## REQUIREMENTS
Locate the string "executed" in the records below. Copy every line where it occurs.

[start DATA PROVIDED]

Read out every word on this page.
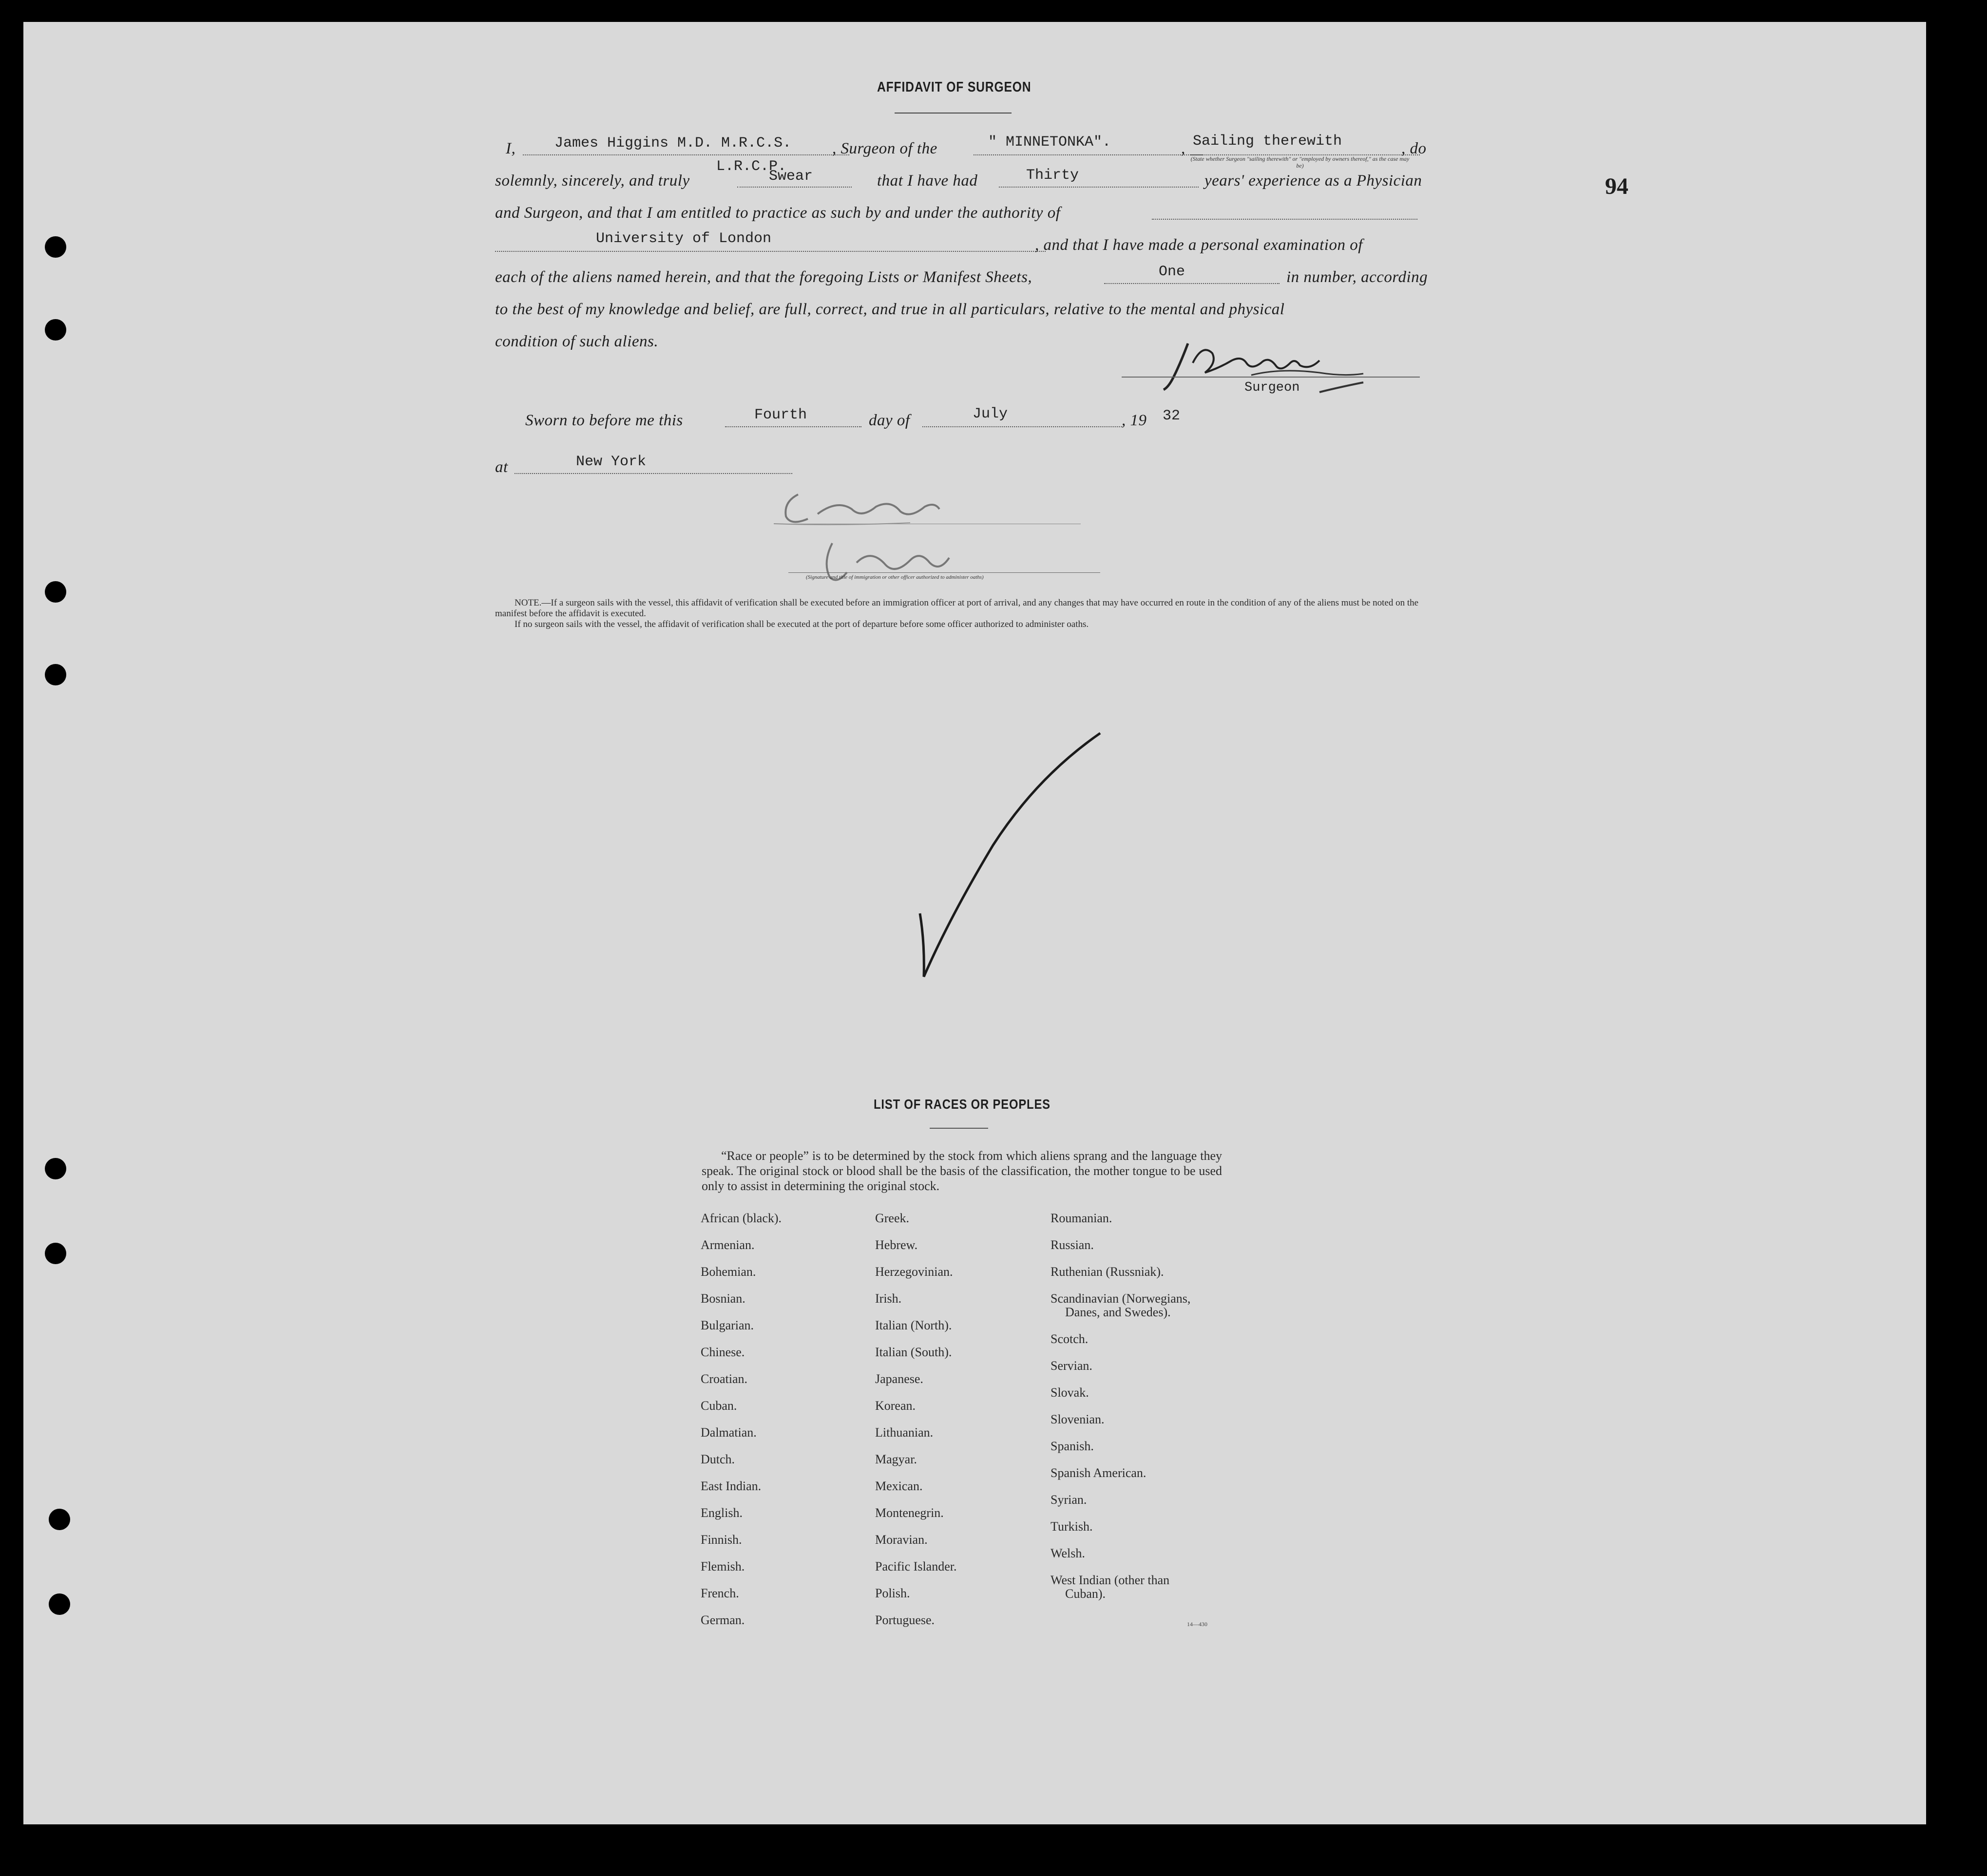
94
AFFIDAVIT OF SURGEON
I,	James Higgins M.D. M.R.C.S.	, Surgeon of the	" MINNETONKA".	, Sailing therewith	, do
(State whether Surgeon "sailing therewith" or "employed by owners thereof," as the case may be)
L.R.C.P.
solemnly, sincerely, and truly	Swear	that I have had	Thirty	years' experience as a Physician
and Surgeon, and that I am entitled to practice as such by and under the authority of
University of London	, and that I have made a personal examination of
each of the aliens named herein, and that the foregoing Lists or Manifest Sheets,	One	in number, according
to the best of my knowledge and belief, are full, correct, and true in all particulars, relative to the mental and physical
condition of such aliens.
Surgeon
Sworn to before me this	Fourth	day of	July	, 19 32
at	New York
(Signature and title of immigration or other officer authorized to administer oaths)
NOTE.—If a surgeon sails with the vessel, this affidavit of verification shall be executed before an immigration officer at port of arrival, and any changes that may have occurred en route in the condition of any of the aliens must be noted on the manifest before the affidavit is executed.
If no surgeon sails with the vessel, the affidavit of verification shall be executed at the port of departure before some officer authorized to administer oaths.
LIST OF RACES OR PEOPLES
“Race or people” is to be determined by the stock from which aliens sprang and the language they speak. The original stock or blood shall be the basis of the classification, the mother tongue to be used only to assist in determining the original stock.
African (black).
Armenian.
Bohemian.
Bosnian.
Bulgarian.
Chinese.
Croatian.
Cuban.
Dalmatian.
Dutch.
East Indian.
English.
Finnish.
Flemish.
French.
German.
Greek.
Hebrew.
Herzegovinian.
Irish.
Italian (North).
Italian (South).
Japanese.
Korean.
Lithuanian.
Magyar.
Mexican.
Montenegrin.
Moravian.
Pacific Islander.
Polish.
Portuguese.
Roumanian.
Russian.
Ruthenian (Russniak).
Scandinavian (Norwegians,
Danes, and Swedes).
Scotch.
Servian.
Slovak.
Slovenian.
Spanish.
Spanish American.
Syrian.
Turkish.
Welsh.
West Indian (other than
Cuban).
14—430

[end DATA PROVIDED]

## EXERCISE RESPONSE
NOTE.—If a surgeon sails with the vessel, this affidavit of verification shall be executed before an immigration officer at port of arrival, and any changes that may have occurred en route in the condition of any of the aliens must be noted on the manifest before the affidavit is executed.
If no surgeon sails with the vessel, the affidavit of verification shall be executed at the port of departure before some officer authorized to administer oaths.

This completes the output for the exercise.